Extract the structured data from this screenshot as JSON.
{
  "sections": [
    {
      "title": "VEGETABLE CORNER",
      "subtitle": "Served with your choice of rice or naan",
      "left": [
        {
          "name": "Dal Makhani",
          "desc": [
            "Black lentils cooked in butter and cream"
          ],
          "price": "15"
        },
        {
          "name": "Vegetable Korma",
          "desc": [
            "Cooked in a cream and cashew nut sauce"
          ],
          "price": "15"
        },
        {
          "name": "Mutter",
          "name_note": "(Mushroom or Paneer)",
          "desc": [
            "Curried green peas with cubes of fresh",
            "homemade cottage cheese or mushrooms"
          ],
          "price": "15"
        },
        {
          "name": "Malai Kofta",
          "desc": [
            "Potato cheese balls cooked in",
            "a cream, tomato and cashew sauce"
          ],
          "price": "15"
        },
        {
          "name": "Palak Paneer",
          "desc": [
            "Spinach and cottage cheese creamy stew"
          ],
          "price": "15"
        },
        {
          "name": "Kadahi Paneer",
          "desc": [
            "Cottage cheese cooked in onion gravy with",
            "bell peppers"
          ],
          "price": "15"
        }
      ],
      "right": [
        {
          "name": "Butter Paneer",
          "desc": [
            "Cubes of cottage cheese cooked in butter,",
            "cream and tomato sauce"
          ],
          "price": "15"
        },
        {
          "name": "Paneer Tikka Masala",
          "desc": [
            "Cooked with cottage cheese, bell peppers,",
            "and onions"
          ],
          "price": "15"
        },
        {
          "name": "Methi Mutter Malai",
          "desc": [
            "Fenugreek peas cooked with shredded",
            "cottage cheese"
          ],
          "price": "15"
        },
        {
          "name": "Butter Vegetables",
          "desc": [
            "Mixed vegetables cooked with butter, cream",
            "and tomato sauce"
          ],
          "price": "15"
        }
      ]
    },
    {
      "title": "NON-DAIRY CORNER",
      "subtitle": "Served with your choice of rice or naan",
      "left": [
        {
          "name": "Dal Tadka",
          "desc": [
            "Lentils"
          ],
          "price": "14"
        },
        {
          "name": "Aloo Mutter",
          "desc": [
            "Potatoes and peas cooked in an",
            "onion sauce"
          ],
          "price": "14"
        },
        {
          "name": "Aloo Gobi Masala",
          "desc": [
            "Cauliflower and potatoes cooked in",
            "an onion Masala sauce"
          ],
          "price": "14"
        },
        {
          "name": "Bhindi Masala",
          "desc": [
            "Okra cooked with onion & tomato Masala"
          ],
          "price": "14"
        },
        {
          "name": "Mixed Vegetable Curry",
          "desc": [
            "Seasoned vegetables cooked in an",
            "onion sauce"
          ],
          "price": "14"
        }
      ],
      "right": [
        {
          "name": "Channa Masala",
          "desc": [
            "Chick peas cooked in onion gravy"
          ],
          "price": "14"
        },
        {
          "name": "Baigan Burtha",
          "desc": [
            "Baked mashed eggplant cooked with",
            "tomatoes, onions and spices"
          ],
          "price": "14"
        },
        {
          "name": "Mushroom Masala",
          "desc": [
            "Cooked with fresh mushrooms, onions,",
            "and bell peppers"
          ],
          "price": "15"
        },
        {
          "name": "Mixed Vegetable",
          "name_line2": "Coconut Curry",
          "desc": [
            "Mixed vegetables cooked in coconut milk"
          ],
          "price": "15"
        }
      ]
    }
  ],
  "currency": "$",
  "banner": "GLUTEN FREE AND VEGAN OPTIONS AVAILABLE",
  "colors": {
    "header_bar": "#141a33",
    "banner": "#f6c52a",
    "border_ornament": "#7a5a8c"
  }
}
#####
[Stated exercise]
Go through the data and gather every line that holds "bell".

[Output below]
            "bell peppers"
            "Cooked with cottage cheese, bell peppers,",
            "and bell peppers"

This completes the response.